**Input material:**
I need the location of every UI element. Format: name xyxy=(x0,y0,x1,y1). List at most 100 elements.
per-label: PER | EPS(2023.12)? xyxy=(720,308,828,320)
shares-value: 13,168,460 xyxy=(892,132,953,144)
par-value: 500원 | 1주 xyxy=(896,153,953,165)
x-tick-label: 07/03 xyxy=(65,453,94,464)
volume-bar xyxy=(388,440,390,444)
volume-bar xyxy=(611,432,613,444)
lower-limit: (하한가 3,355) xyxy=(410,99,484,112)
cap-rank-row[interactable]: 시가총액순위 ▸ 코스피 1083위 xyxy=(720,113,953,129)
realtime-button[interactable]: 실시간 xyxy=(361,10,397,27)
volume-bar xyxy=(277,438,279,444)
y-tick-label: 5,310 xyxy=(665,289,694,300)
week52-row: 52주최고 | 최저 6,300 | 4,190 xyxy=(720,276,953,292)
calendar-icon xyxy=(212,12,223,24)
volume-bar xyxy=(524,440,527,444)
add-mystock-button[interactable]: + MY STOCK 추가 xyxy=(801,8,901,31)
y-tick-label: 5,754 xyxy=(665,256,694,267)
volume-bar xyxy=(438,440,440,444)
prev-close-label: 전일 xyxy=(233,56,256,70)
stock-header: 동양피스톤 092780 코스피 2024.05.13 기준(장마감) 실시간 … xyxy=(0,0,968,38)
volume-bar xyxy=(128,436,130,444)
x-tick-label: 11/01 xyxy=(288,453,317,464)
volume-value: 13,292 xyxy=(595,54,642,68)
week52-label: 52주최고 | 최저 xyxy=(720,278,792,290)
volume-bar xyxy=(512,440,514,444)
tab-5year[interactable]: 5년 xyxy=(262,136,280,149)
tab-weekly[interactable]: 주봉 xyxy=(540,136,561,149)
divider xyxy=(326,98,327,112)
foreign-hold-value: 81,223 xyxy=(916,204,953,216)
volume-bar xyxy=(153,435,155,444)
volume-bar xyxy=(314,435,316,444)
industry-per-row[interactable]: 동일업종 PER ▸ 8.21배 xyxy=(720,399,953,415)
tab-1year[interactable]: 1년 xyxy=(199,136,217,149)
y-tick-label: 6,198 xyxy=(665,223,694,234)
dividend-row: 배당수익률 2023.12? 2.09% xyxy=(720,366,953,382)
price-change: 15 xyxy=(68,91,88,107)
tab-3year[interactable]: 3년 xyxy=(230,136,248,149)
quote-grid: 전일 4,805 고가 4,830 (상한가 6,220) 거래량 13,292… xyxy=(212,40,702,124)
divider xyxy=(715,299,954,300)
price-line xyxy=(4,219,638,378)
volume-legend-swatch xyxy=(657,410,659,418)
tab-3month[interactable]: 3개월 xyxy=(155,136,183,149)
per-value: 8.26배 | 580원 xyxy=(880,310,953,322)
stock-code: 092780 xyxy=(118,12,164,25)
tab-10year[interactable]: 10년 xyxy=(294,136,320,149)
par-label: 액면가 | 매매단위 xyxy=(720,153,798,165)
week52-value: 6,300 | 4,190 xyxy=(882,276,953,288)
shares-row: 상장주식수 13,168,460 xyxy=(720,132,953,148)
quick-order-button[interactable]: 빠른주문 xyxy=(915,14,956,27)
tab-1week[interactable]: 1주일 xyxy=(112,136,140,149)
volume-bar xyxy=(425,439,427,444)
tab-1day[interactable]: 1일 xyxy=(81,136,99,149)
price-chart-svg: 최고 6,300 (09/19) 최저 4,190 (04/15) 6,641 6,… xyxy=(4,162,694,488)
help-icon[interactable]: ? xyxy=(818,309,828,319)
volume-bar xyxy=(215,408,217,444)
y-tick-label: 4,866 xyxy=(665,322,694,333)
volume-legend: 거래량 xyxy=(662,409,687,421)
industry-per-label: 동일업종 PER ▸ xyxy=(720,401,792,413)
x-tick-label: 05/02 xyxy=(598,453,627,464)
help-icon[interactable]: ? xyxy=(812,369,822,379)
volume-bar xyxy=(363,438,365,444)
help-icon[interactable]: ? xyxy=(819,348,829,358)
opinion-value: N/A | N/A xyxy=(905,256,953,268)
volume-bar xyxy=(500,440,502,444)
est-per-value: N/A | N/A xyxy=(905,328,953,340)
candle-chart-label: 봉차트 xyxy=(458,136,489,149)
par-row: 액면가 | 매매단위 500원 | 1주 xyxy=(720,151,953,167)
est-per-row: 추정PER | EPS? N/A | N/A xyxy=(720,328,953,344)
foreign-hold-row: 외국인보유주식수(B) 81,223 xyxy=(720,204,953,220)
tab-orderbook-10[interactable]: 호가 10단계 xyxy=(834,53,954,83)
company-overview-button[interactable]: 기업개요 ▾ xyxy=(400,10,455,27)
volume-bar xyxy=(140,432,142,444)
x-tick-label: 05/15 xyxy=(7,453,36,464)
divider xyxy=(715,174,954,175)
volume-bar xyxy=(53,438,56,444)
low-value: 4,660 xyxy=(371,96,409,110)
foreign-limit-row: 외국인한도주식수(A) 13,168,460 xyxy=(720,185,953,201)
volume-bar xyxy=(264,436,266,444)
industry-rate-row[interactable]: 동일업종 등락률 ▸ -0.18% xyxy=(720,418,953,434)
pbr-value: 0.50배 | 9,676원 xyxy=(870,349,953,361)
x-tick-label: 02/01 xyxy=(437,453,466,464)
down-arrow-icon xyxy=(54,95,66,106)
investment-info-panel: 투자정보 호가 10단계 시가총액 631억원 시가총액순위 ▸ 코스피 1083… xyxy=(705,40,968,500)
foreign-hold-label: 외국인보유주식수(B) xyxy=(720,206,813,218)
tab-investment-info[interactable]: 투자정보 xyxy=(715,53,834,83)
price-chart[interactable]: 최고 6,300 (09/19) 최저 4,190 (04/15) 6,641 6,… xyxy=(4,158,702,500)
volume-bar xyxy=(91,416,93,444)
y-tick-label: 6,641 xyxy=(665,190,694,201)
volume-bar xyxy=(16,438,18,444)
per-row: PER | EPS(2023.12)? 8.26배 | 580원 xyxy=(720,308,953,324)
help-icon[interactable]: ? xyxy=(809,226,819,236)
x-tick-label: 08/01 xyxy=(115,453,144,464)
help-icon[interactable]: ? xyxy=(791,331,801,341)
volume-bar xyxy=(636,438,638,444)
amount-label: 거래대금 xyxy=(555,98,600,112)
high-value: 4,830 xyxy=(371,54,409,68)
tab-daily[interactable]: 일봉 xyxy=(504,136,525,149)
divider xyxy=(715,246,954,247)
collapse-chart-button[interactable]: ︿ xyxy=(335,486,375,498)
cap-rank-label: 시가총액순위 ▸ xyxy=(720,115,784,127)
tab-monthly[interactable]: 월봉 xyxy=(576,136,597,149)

**Problem statement:**
Can you copy out every entry above line for line, keeping each character unchanged?

**Correct response:**
I need the location of every UI element. Format: name xyxy=(x0,y0,x1,y1). List at most 100 elements.
per-label: PER | EPS(2023.12)? xyxy=(720,308,828,320)
shares-value: 13,168,460 xyxy=(892,132,953,144)
par-value: 500원 | 1주 xyxy=(896,153,953,165)
x-tick-label: 07/03 xyxy=(65,453,94,464)
volume-bar xyxy=(388,440,390,444)
volume-bar xyxy=(611,432,613,444)
lower-limit: (하한가 3,355) xyxy=(410,99,484,112)
cap-rank-row[interactable]: 시가총액순위 ▸ 코스피 1083위 xyxy=(720,113,953,129)
realtime-button[interactable]: 실시간 xyxy=(361,10,397,27)
volume-bar xyxy=(277,438,279,444)
y-tick-label: 5,310 xyxy=(665,289,694,300)
week52-row: 52주최고 | 최저 6,300 | 4,190 xyxy=(720,276,953,292)
calendar-icon xyxy=(212,12,223,24)
volume-bar xyxy=(524,440,527,444)
add-mystock-button[interactable]: + MY STOCK 추가 xyxy=(801,8,901,31)
y-tick-label: 5,754 xyxy=(665,256,694,267)
volume-bar xyxy=(438,440,440,444)
prev-close-label: 전일 xyxy=(233,56,256,70)
stock-header: 동양피스톤 092780 코스피 2024.05.13 기준(장마감) 실시간 … xyxy=(0,0,968,38)
volume-bar xyxy=(128,436,130,444)
x-tick-label: 11/01 xyxy=(288,453,317,464)
volume-value: 13,292 xyxy=(595,54,642,68)
week52-label: 52주최고 | 최저 xyxy=(720,278,792,290)
volume-bar xyxy=(512,440,514,444)
tab-5year[interactable]: 5년 xyxy=(262,136,280,149)
tab-weekly[interactable]: 주봉 xyxy=(540,136,561,149)
divider xyxy=(326,98,327,112)
foreign-hold-value: 81,223 xyxy=(916,204,953,216)
volume-bar xyxy=(153,435,155,444)
volume-bar xyxy=(314,435,316,444)
industry-per-row[interactable]: 동일업종 PER ▸ 8.21배 xyxy=(720,399,953,415)
tab-1year[interactable]: 1년 xyxy=(199,136,217,149)
y-tick-label: 6,198 xyxy=(665,223,694,234)
dividend-row: 배당수익률 2023.12? 2.09% xyxy=(720,366,953,382)
price-change: 15 xyxy=(68,91,88,107)
tab-3year[interactable]: 3년 xyxy=(230,136,248,149)
quote-grid: 전일 4,805 고가 4,830 (상한가 6,220) 거래량 13,292… xyxy=(212,40,702,124)
divider xyxy=(715,299,954,300)
price-line xyxy=(4,219,638,378)
volume-legend-swatch xyxy=(657,410,659,418)
tab-3month[interactable]: 3개월 xyxy=(155,136,183,149)
per-value: 8.26배 | 580원 xyxy=(880,310,953,322)
stock-code: 092780 xyxy=(118,12,164,25)
tab-10year[interactable]: 10년 xyxy=(294,136,320,149)
par-label: 액면가 | 매매단위 xyxy=(720,153,798,165)
week52-value: 6,300 | 4,190 xyxy=(882,276,953,288)
shares-row: 상장주식수 13,168,460 xyxy=(720,132,953,148)
quick-order-button[interactable]: 빠른주문 xyxy=(915,14,956,27)
tab-1week[interactable]: 1주일 xyxy=(112,136,140,149)
volume-bar xyxy=(425,439,427,444)
tab-1day[interactable]: 1일 xyxy=(81,136,99,149)
price-chart-svg: 최고 6,300 (09/19) 최저 4,190 (04/15) 6,641 6,… xyxy=(4,162,694,488)
help-icon[interactable]: ? xyxy=(818,309,828,319)
volume-bar xyxy=(215,408,217,444)
y-tick-label: 4,866 xyxy=(665,322,694,333)
volume-legend: 거래량 xyxy=(662,409,687,421)
industry-per-label: 동일업종 PER ▸ xyxy=(720,401,792,413)
x-tick-label: 05/02 xyxy=(598,453,627,464)
help-icon[interactable]: ? xyxy=(812,369,822,379)
volume-bar xyxy=(363,438,365,444)
help-icon[interactable]: ? xyxy=(819,348,829,358)
opinion-value: N/A | N/A xyxy=(905,256,953,268)
volume-bar xyxy=(500,440,502,444)
est-per-value: N/A | N/A xyxy=(905,328,953,340)
candle-chart-label: 봉차트 xyxy=(458,136,489,149)
par-row: 액면가 | 매매단위 500원 | 1주 xyxy=(720,151,953,167)
est-per-row: 추정PER | EPS? N/A | N/A xyxy=(720,328,953,344)
foreign-hold-row: 외국인보유주식수(B) 81,223 xyxy=(720,204,953,220)
tab-orderbook-10[interactable]: 호가 10단계 xyxy=(834,53,954,83)
company-overview-button[interactable]: 기업개요 ▾ xyxy=(400,10,455,27)
volume-bar xyxy=(140,432,142,444)
x-tick-label: 05/15 xyxy=(7,453,36,464)
divider xyxy=(715,174,954,175)
volume-bar xyxy=(53,438,56,444)
low-value: 4,660 xyxy=(371,96,409,110)
foreign-limit-row: 외국인한도주식수(A) 13,168,460 xyxy=(720,185,953,201)
volume-bar xyxy=(264,436,266,444)
industry-rate-row[interactable]: 동일업종 등락률 ▸ -0.18% xyxy=(720,418,953,434)
pbr-value: 0.50배 | 9,676원 xyxy=(870,349,953,361)
x-tick-label: 02/01 xyxy=(437,453,466,464)
down-arrow-icon xyxy=(54,95,66,106)
investment-info-panel: 투자정보 호가 10단계 시가총액 631억원 시가총액순위 ▸ 코스피 1083… xyxy=(705,40,968,500)
foreign-hold-label: 외국인보유주식수(B) xyxy=(720,206,813,218)
tab-investment-info[interactable]: 투자정보 xyxy=(715,53,834,83)
price-chart[interactable]: 최고 6,300 (09/19) 최저 4,190 (04/15) 6,641 6,… xyxy=(4,158,702,500)
volume-bar xyxy=(91,416,93,444)
y-tick-label: 6,641 xyxy=(665,190,694,201)
volume-bar xyxy=(16,438,18,444)
per-row: PER | EPS(2023.12)? 8.26배 | 580원 xyxy=(720,308,953,324)
help-icon[interactable]: ? xyxy=(809,226,819,236)
x-tick-label: 08/01 xyxy=(115,453,144,464)
help-icon[interactable]: ? xyxy=(791,331,801,341)
volume-bar xyxy=(636,438,638,444)
amount-label: 거래대금 xyxy=(555,98,600,112)
high-value: 4,830 xyxy=(371,54,409,68)
tab-daily[interactable]: 일봉 xyxy=(504,136,525,149)
divider xyxy=(715,246,954,247)
collapse-chart-button[interactable]: ︿ xyxy=(335,486,375,498)
cap-rank-label: 시가총액순위 ▸ xyxy=(720,115,784,127)
tab-monthly[interactable]: 월봉 xyxy=(576,136,597,149)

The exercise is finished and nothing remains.